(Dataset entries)

━━━━

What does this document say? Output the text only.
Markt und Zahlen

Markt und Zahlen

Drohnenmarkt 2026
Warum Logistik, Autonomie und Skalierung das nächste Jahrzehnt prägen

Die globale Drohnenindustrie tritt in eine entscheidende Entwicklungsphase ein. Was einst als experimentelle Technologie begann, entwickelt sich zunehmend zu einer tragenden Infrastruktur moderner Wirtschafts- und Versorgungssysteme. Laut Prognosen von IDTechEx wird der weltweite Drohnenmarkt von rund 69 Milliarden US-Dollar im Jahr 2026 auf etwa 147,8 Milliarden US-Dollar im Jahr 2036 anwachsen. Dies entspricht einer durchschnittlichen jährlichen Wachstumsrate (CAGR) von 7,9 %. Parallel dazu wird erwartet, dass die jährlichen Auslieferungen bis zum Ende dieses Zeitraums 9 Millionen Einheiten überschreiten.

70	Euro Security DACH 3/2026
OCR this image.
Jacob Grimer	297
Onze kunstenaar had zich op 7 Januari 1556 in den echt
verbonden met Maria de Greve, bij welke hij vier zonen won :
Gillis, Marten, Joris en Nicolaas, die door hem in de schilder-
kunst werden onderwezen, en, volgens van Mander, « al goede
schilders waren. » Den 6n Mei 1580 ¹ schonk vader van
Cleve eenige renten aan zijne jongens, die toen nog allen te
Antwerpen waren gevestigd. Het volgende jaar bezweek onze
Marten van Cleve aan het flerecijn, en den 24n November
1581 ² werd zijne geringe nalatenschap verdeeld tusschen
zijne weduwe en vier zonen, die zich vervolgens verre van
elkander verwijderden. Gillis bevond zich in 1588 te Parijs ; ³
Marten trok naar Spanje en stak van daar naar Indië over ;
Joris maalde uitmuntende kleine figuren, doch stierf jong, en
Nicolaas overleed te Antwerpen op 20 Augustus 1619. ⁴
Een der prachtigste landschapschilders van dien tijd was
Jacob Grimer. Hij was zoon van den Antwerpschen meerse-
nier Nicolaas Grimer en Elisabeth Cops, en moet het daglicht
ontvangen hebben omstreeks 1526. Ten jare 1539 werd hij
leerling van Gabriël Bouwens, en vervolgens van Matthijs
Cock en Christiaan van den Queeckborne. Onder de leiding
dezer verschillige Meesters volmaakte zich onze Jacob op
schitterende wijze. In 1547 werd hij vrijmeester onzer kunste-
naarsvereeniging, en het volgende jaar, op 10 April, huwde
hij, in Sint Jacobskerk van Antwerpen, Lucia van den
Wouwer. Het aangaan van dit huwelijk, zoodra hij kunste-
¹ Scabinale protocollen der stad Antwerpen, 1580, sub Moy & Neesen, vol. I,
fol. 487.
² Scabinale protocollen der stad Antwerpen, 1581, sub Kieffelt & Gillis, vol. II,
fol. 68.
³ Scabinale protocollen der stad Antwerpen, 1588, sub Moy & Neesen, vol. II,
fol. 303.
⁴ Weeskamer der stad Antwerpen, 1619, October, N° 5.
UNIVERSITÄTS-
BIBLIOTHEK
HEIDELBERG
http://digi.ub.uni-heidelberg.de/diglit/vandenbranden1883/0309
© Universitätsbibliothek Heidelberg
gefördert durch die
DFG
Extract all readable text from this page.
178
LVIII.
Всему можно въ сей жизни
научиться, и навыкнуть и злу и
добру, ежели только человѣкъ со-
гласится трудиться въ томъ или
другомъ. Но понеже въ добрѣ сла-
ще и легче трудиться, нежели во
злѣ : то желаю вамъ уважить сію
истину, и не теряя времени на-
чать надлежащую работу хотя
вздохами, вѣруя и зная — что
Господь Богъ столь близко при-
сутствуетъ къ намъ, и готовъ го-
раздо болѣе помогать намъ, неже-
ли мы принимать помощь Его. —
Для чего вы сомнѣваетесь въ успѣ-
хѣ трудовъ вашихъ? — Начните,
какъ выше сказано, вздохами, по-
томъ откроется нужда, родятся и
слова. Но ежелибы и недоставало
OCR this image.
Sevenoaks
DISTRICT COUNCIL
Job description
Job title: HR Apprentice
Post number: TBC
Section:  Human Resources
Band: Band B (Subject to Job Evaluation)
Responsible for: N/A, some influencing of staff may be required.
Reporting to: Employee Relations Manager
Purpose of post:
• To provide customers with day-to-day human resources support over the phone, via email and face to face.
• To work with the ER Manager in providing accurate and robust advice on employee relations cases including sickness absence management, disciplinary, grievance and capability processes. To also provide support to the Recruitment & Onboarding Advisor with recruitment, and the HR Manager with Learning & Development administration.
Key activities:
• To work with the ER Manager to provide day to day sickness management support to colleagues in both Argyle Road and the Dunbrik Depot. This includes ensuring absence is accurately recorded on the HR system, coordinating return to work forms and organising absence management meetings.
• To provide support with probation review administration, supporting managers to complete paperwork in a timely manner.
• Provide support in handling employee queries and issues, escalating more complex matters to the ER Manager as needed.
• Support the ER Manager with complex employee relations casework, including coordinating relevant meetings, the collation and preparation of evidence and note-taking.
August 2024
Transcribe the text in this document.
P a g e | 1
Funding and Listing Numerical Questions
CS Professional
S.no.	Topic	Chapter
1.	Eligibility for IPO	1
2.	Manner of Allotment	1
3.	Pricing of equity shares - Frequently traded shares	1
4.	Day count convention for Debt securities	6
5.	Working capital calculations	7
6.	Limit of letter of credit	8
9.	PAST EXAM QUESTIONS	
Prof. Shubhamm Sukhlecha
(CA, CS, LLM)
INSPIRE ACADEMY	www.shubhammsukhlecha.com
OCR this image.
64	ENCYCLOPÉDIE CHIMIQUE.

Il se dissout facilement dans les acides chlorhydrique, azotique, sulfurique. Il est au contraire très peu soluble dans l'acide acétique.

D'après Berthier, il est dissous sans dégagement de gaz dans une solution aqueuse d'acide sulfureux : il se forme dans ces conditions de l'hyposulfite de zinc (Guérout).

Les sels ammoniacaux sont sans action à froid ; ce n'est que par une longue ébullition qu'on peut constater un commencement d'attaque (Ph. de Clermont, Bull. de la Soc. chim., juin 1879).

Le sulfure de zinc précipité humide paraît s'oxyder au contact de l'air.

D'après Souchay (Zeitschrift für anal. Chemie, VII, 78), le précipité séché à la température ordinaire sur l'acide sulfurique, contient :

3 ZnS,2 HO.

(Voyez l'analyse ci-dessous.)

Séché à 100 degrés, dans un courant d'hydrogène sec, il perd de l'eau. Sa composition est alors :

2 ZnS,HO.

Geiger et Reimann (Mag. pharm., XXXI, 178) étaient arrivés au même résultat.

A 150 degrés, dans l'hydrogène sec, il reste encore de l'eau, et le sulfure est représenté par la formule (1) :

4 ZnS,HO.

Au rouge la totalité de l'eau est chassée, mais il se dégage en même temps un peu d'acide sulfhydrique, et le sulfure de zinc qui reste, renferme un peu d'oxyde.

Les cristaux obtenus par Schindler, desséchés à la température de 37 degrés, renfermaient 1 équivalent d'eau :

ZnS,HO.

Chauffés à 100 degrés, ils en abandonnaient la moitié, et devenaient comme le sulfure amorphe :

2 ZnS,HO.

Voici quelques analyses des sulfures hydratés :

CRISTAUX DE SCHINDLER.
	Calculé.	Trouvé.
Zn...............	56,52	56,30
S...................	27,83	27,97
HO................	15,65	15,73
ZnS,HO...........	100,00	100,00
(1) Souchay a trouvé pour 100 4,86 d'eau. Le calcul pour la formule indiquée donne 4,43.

━━━━

Count the lines of the data that include the string "vier", and give only that number.

2